§ **What to do**: Only a number is wanted: the count of lines in this listing that contain "yyyy".

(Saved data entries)
#####

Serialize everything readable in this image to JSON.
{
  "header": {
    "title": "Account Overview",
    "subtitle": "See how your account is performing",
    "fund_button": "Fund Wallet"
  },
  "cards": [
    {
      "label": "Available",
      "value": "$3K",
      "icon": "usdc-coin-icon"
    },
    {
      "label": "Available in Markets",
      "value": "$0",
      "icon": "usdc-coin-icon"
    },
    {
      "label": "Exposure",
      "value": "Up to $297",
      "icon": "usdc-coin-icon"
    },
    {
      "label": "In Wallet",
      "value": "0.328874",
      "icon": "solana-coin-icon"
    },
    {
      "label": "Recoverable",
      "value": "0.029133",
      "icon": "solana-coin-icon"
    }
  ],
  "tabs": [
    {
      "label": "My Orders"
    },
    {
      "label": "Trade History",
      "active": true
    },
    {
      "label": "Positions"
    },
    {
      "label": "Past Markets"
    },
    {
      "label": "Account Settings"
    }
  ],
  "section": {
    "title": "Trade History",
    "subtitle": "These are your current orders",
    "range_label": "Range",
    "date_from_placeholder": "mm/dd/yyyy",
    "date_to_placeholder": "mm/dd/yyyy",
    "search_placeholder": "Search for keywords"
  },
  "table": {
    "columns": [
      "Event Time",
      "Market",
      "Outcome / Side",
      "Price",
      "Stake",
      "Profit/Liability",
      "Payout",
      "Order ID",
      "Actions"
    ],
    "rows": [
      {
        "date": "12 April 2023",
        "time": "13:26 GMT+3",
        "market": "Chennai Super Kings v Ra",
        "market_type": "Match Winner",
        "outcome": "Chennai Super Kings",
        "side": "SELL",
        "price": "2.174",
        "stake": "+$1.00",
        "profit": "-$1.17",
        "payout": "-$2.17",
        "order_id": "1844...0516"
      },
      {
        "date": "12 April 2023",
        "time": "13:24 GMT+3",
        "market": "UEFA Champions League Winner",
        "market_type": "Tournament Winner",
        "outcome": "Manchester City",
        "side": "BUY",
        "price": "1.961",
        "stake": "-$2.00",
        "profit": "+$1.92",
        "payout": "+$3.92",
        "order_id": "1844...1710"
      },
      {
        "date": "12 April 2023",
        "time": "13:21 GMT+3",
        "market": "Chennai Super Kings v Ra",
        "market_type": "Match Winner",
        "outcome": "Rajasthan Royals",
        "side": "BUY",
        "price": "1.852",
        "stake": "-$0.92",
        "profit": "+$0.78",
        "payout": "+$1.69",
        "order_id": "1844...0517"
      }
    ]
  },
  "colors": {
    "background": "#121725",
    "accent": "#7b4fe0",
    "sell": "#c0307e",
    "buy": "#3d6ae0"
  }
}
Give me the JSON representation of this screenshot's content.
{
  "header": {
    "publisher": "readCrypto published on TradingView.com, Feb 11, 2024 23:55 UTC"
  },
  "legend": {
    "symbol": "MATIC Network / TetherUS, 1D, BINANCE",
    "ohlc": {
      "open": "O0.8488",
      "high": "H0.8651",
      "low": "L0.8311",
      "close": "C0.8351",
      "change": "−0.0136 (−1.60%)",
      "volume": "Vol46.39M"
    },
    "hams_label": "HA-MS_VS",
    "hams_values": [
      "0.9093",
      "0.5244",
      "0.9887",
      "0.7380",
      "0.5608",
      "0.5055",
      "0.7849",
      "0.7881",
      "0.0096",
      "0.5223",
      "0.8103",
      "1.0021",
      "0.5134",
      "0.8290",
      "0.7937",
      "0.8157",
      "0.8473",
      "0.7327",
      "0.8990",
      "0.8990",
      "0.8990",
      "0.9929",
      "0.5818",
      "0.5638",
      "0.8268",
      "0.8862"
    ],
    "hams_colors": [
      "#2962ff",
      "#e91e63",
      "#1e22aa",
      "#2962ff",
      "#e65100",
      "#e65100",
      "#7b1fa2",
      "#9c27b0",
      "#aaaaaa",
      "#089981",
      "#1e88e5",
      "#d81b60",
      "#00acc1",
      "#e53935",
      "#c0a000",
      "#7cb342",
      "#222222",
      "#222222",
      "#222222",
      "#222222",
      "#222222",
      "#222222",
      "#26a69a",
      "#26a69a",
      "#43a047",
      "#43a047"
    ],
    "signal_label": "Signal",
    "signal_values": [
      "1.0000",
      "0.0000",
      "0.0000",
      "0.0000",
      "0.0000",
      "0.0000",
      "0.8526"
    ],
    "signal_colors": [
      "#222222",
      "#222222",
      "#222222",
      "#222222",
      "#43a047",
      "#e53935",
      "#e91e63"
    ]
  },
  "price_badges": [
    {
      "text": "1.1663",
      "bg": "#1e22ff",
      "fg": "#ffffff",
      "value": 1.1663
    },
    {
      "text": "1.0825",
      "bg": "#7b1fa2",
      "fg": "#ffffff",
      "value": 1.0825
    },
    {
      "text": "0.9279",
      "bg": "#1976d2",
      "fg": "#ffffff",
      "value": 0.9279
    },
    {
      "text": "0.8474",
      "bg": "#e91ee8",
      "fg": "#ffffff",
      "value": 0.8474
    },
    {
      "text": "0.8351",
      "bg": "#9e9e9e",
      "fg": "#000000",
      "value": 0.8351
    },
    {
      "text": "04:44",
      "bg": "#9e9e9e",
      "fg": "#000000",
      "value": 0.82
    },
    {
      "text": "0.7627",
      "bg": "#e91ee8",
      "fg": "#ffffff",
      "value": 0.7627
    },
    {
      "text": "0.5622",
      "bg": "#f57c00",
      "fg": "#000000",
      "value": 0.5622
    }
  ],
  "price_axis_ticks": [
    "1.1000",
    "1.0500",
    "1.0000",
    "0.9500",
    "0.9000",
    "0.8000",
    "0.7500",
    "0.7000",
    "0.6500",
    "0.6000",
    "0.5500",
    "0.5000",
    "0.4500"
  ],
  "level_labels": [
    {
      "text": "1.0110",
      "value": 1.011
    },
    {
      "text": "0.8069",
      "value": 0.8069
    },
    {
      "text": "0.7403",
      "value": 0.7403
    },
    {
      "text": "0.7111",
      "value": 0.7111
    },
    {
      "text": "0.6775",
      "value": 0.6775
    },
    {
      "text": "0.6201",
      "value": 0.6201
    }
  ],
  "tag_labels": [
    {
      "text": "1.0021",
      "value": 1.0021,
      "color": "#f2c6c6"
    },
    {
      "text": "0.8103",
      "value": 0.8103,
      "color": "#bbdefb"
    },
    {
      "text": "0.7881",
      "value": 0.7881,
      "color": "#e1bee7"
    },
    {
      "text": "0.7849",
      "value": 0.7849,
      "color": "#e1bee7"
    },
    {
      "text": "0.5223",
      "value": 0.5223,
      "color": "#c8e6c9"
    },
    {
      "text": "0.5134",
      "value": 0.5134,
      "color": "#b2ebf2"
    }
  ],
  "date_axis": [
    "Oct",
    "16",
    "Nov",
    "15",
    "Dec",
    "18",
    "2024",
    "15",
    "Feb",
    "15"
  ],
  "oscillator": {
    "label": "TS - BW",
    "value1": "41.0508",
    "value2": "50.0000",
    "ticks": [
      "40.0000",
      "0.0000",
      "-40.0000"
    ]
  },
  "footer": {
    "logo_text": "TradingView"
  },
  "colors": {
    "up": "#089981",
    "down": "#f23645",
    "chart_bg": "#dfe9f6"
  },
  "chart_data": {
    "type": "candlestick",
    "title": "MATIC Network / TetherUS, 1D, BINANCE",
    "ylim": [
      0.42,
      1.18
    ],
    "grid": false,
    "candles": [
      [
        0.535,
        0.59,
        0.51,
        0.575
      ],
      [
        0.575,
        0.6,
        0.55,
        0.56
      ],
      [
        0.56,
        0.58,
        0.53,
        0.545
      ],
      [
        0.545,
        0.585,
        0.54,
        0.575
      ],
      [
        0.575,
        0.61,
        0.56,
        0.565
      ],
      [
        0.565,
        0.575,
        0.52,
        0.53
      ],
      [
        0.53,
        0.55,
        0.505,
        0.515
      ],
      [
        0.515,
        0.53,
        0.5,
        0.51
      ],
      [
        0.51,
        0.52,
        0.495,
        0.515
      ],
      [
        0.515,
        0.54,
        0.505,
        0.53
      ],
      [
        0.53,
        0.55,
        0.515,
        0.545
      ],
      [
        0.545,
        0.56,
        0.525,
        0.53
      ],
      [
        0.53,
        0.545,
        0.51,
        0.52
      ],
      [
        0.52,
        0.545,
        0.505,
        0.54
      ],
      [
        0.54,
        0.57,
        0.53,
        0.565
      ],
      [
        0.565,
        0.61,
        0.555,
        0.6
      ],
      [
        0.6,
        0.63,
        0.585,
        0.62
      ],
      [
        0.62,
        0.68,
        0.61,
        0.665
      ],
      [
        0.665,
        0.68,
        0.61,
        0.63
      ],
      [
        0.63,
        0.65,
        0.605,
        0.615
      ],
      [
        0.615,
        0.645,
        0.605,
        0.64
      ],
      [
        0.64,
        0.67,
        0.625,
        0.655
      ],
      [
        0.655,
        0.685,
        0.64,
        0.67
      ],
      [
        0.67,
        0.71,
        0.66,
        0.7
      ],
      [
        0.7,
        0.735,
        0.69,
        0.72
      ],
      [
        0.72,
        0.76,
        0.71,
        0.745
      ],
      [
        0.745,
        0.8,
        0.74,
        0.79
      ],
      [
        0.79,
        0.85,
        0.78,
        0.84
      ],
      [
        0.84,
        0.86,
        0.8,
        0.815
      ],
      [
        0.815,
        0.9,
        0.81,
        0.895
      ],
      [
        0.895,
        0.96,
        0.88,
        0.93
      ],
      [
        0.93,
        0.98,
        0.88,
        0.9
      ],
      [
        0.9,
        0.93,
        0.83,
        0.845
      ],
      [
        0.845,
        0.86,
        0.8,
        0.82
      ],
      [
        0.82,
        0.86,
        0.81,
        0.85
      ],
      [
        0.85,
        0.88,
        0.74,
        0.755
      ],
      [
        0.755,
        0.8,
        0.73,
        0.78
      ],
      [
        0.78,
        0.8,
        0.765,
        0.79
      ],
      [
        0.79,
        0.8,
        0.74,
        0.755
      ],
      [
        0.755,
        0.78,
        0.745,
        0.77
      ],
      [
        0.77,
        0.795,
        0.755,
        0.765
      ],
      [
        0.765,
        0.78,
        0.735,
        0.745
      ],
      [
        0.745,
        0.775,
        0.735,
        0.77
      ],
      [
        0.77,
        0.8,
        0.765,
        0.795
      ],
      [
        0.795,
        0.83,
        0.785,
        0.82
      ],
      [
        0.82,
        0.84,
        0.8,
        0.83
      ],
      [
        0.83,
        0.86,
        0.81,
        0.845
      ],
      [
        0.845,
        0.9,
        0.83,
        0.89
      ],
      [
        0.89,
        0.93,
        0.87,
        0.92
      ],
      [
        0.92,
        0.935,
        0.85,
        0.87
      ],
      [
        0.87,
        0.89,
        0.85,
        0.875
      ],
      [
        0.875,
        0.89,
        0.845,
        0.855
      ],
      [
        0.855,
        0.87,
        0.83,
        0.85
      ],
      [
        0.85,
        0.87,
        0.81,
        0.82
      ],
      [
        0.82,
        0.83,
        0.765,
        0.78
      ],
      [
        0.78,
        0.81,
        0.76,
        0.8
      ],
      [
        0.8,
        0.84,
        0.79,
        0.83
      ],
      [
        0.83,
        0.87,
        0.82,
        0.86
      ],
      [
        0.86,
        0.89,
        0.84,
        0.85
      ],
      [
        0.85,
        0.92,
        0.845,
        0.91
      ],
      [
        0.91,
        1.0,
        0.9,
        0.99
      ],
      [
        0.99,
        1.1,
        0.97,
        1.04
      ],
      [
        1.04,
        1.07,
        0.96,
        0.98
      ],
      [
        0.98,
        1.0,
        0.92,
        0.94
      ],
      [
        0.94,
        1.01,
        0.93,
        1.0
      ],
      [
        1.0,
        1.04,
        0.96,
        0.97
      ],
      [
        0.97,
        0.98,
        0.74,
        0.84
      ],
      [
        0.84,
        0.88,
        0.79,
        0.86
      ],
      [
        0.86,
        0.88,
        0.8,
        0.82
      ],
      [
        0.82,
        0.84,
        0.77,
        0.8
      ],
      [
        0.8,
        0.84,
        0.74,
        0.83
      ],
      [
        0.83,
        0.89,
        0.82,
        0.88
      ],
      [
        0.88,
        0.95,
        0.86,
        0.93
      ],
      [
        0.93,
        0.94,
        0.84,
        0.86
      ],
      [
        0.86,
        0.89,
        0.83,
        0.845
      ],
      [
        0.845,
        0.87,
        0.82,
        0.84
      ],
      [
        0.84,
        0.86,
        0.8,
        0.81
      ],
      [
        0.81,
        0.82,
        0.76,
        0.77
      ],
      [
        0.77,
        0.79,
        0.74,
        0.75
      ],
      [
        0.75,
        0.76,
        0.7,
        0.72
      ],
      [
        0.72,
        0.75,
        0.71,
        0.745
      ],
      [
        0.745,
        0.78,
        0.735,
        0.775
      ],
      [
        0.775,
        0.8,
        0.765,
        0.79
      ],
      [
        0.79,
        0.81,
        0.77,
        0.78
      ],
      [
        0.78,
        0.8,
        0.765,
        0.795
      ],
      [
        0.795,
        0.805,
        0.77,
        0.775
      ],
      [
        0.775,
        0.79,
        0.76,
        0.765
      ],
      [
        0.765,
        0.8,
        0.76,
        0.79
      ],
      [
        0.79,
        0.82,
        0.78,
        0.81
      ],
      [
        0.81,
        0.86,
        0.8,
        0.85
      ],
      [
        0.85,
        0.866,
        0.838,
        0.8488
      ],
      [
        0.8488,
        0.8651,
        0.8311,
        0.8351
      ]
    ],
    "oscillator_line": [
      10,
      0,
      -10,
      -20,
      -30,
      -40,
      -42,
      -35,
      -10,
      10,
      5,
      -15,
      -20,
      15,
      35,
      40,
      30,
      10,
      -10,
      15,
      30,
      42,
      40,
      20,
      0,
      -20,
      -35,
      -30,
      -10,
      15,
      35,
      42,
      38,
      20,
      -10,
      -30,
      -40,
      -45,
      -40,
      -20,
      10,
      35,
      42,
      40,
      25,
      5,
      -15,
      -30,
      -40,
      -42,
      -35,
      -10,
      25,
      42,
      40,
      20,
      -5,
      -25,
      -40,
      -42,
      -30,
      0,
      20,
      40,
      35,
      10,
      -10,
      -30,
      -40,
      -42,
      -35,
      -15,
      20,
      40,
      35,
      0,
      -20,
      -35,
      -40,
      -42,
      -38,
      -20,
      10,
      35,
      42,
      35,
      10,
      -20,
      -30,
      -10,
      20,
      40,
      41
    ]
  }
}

#####

§ **Exercise output**: 2